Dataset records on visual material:
------------------------------------------------------------------------
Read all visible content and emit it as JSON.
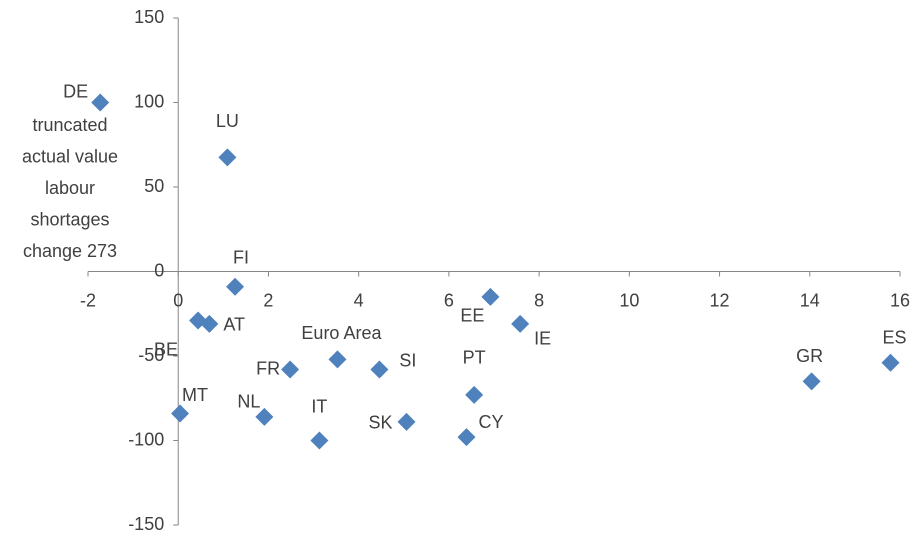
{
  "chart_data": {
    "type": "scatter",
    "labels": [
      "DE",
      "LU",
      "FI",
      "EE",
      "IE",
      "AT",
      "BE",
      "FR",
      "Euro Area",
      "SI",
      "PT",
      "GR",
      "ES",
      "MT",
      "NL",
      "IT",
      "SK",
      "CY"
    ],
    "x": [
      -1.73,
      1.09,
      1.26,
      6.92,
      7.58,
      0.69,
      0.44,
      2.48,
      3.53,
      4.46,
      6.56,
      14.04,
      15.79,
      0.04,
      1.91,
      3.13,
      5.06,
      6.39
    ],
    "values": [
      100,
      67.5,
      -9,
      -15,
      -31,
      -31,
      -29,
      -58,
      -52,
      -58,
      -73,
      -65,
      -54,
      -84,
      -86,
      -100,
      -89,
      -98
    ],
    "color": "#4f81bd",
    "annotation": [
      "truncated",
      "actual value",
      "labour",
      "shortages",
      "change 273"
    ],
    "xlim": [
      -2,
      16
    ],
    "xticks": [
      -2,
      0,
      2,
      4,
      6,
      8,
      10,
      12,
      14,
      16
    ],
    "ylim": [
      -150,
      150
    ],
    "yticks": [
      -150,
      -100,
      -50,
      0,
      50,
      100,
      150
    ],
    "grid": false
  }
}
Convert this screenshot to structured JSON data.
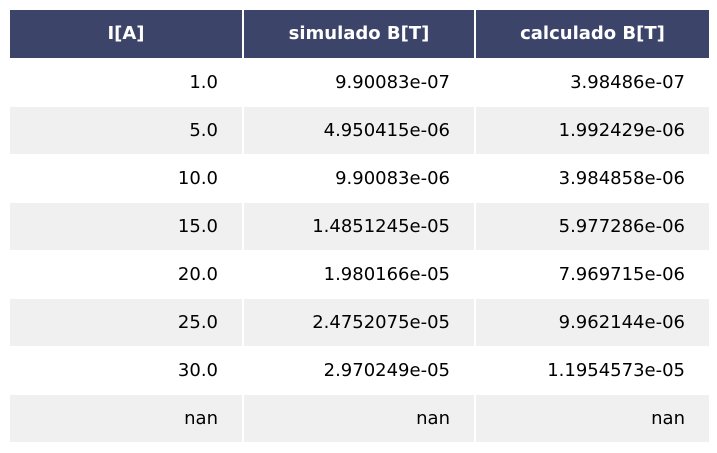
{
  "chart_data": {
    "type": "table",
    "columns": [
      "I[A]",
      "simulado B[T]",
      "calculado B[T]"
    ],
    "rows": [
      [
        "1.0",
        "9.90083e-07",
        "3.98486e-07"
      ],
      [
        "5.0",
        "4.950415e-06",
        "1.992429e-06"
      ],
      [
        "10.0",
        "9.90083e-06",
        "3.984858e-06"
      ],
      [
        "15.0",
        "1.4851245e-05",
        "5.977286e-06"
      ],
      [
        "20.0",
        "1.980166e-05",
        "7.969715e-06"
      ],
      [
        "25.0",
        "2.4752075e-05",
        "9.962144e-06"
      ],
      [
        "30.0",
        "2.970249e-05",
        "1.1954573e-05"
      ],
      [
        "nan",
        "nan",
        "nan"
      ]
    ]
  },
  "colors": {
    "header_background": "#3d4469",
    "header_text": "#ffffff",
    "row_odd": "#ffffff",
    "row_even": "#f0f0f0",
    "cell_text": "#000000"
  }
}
------------------------------------------------------------------------
Restate the full listing verbatim and drop every picture.

TASK SOLUTION:
Read all visible content and emit it as JSON.
{
  "chart_data": {
    "type": "scatter",
    "labels": [
      "DE",
      "LU",
      "FI",
      "EE",
      "IE",
      "AT",
      "BE",
      "FR",
      "Euro Area",
      "SI",
      "PT",
      "GR",
      "ES",
      "MT",
      "NL",
      "IT",
      "SK",
      "CY"
    ],
    "x": [
      -1.73,
      1.09,
      1.26,
      6.92,
      7.58,
      0.69,
      0.44,
      2.48,
      3.53,
      4.46,
      6.56,
      14.04,
      15.79,
      0.04,
      1.91,
      3.13,
      5.06,
      6.39
    ],
    "values": [
      100,
      67.5,
      -9,
      -15,
      -31,
      -31,
      -29,
      -58,
      -52,
      -58,
      -73,
      -65,
      -54,
      -84,
      -86,
      -100,
      -89,
      -98
    ],
    "color": "#4f81bd",
    "annotation": [
      "truncated",
      "actual value",
      "labour",
      "shortages",
      "change 273"
    ],
    "xlim": [
      -2,
      16
    ],
    "xticks": [
      -2,
      0,
      2,
      4,
      6,
      8,
      10,
      12,
      14,
      16
    ],
    "ylim": [
      -150,
      150
    ],
    "yticks": [
      -150,
      -100,
      -50,
      0,
      50,
      100,
      150
    ],
    "grid": false
  }
}
Convert this screenshot to structured JSON data.
{
  "chart_data": {
    "type": "table",
    "columns": [
      "I[A]",
      "simulado B[T]",
      "calculado B[T]"
    ],
    "rows": [
      [
        "1.0",
        "9.90083e-07",
        "3.98486e-07"
      ],
      [
        "5.0",
        "4.950415e-06",
        "1.992429e-06"
      ],
      [
        "10.0",
        "9.90083e-06",
        "3.984858e-06"
      ],
      [
        "15.0",
        "1.4851245e-05",
        "5.977286e-06"
      ],
      [
        "20.0",
        "1.980166e-05",
        "7.969715e-06"
      ],
      [
        "25.0",
        "2.4752075e-05",
        "9.962144e-06"
      ],
      [
        "30.0",
        "2.970249e-05",
        "1.1954573e-05"
      ],
      [
        "nan",
        "nan",
        "nan"
      ]
    ]
  },
  "colors": {
    "header_background": "#3d4469",
    "header_text": "#ffffff",
    "row_odd": "#ffffff",
    "row_even": "#f0f0f0",
    "cell_text": "#000000"
  }
}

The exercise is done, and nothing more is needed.